Only a number is wanted: how many lines in the listing contain the word "create"?

Data section ::
===

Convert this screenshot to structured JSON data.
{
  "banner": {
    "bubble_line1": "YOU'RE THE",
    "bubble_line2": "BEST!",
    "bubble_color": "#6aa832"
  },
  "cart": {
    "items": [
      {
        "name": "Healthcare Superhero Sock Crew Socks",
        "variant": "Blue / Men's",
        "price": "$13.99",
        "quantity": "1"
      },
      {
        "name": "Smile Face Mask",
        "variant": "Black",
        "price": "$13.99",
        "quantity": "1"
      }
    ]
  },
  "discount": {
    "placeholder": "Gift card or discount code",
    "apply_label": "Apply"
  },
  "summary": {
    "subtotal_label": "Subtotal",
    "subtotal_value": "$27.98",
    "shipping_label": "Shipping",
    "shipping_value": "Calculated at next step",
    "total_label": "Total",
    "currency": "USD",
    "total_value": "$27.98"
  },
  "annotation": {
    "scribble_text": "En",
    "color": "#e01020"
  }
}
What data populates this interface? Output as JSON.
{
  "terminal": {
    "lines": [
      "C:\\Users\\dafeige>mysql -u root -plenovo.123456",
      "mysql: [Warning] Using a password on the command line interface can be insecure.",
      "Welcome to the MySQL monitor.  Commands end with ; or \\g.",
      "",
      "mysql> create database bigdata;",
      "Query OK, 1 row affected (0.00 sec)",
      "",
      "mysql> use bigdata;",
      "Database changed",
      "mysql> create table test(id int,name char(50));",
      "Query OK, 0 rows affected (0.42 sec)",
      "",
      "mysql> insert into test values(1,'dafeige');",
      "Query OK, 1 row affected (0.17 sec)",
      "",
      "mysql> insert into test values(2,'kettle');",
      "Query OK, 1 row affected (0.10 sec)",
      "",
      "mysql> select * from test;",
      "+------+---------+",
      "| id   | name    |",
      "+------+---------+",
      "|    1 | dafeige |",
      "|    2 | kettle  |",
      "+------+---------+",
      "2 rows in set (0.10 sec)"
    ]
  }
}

===

Result for this task :: 2